Stored records:
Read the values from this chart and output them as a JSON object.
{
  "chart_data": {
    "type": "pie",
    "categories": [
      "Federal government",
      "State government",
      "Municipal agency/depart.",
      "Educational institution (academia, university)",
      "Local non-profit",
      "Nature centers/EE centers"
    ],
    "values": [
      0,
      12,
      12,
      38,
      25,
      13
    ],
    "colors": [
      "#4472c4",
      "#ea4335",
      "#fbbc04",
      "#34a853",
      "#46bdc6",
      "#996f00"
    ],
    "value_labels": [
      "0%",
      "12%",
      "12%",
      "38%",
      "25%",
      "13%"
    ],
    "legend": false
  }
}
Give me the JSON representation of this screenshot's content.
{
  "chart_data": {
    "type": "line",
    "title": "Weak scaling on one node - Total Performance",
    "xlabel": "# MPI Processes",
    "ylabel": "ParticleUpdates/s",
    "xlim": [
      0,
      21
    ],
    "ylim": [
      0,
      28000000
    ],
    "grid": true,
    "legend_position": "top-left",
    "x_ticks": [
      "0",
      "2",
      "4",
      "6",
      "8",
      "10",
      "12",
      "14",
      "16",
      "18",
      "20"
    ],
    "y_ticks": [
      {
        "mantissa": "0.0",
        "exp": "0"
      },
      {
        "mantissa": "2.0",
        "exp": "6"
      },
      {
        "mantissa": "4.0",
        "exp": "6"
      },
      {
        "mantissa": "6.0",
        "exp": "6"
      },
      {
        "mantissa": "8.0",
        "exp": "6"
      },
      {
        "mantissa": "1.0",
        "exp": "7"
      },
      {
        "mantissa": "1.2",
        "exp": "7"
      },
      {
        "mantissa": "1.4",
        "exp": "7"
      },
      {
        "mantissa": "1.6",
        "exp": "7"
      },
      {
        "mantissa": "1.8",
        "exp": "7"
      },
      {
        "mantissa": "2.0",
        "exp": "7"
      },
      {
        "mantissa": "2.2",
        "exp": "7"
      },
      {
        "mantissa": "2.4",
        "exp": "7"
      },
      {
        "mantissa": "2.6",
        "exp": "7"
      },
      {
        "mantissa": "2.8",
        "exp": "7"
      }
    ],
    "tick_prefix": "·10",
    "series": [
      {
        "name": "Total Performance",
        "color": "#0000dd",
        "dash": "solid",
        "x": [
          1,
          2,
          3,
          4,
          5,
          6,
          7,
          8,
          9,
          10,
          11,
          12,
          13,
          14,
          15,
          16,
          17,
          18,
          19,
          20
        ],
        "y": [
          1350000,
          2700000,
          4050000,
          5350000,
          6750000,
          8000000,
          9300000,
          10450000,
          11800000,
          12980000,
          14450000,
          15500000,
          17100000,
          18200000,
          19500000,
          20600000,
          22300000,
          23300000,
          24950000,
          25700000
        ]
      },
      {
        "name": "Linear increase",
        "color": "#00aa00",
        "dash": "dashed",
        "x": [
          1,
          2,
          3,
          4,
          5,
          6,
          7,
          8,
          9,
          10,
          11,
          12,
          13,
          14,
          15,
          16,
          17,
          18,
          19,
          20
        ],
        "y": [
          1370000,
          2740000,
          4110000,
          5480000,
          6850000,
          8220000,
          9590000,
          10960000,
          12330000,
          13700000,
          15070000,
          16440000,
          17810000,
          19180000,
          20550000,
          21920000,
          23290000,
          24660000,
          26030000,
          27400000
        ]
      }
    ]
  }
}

- GIVEN EXERCISE
Print again each line of the listing above, exactly as it appears.

- THE SOLUTION
Read the values from this chart and output them as a JSON object.
{
  "chart_data": {
    "type": "pie",
    "categories": [
      "Federal government",
      "State government",
      "Municipal agency/depart.",
      "Educational institution (academia, university)",
      "Local non-profit",
      "Nature centers/EE centers"
    ],
    "values": [
      0,
      12,
      12,
      38,
      25,
      13
    ],
    "colors": [
      "#4472c4",
      "#ea4335",
      "#fbbc04",
      "#34a853",
      "#46bdc6",
      "#996f00"
    ],
    "value_labels": [
      "0%",
      "12%",
      "12%",
      "38%",
      "25%",
      "13%"
    ],
    "legend": false
  }
}
Give me the JSON representation of this screenshot's content.
{
  "chart_data": {
    "type": "line",
    "title": "Weak scaling on one node - Total Performance",
    "xlabel": "# MPI Processes",
    "ylabel": "ParticleUpdates/s",
    "xlim": [
      0,
      21
    ],
    "ylim": [
      0,
      28000000
    ],
    "grid": true,
    "legend_position": "top-left",
    "x_ticks": [
      "0",
      "2",
      "4",
      "6",
      "8",
      "10",
      "12",
      "14",
      "16",
      "18",
      "20"
    ],
    "y_ticks": [
      {
        "mantissa": "0.0",
        "exp": "0"
      },
      {
        "mantissa": "2.0",
        "exp": "6"
      },
      {
        "mantissa": "4.0",
        "exp": "6"
      },
      {
        "mantissa": "6.0",
        "exp": "6"
      },
      {
        "mantissa": "8.0",
        "exp": "6"
      },
      {
        "mantissa": "1.0",
        "exp": "7"
      },
      {
        "mantissa": "1.2",
        "exp": "7"
      },
      {
        "mantissa": "1.4",
        "exp": "7"
      },
      {
        "mantissa": "1.6",
        "exp": "7"
      },
      {
        "mantissa": "1.8",
        "exp": "7"
      },
      {
        "mantissa": "2.0",
        "exp": "7"
      },
      {
        "mantissa": "2.2",
        "exp": "7"
      },
      {
        "mantissa": "2.4",
        "exp": "7"
      },
      {
        "mantissa": "2.6",
        "exp": "7"
      },
      {
        "mantissa": "2.8",
        "exp": "7"
      }
    ],
    "tick_prefix": "·10",
    "series": [
      {
        "name": "Total Performance",
        "color": "#0000dd",
        "dash": "solid",
        "x": [
          1,
          2,
          3,
          4,
          5,
          6,
          7,
          8,
          9,
          10,
          11,
          12,
          13,
          14,
          15,
          16,
          17,
          18,
          19,
          20
        ],
        "y": [
          1350000,
          2700000,
          4050000,
          5350000,
          6750000,
          8000000,
          9300000,
          10450000,
          11800000,
          12980000,
          14450000,
          15500000,
          17100000,
          18200000,
          19500000,
          20600000,
          22300000,
          23300000,
          24950000,
          25700000
        ]
      },
      {
        "name": "Linear increase",
        "color": "#00aa00",
        "dash": "dashed",
        "x": [
          1,
          2,
          3,
          4,
          5,
          6,
          7,
          8,
          9,
          10,
          11,
          12,
          13,
          14,
          15,
          16,
          17,
          18,
          19,
          20
        ],
        "y": [
          1370000,
          2740000,
          4110000,
          5480000,
          6850000,
          8220000,
          9590000,
          10960000,
          12330000,
          13700000,
          15070000,
          16440000,
          17810000,
          19180000,
          20550000,
          21920000,
          23290000,
          24660000,
          26030000,
          27400000
        ]
      }
    ]
  }
}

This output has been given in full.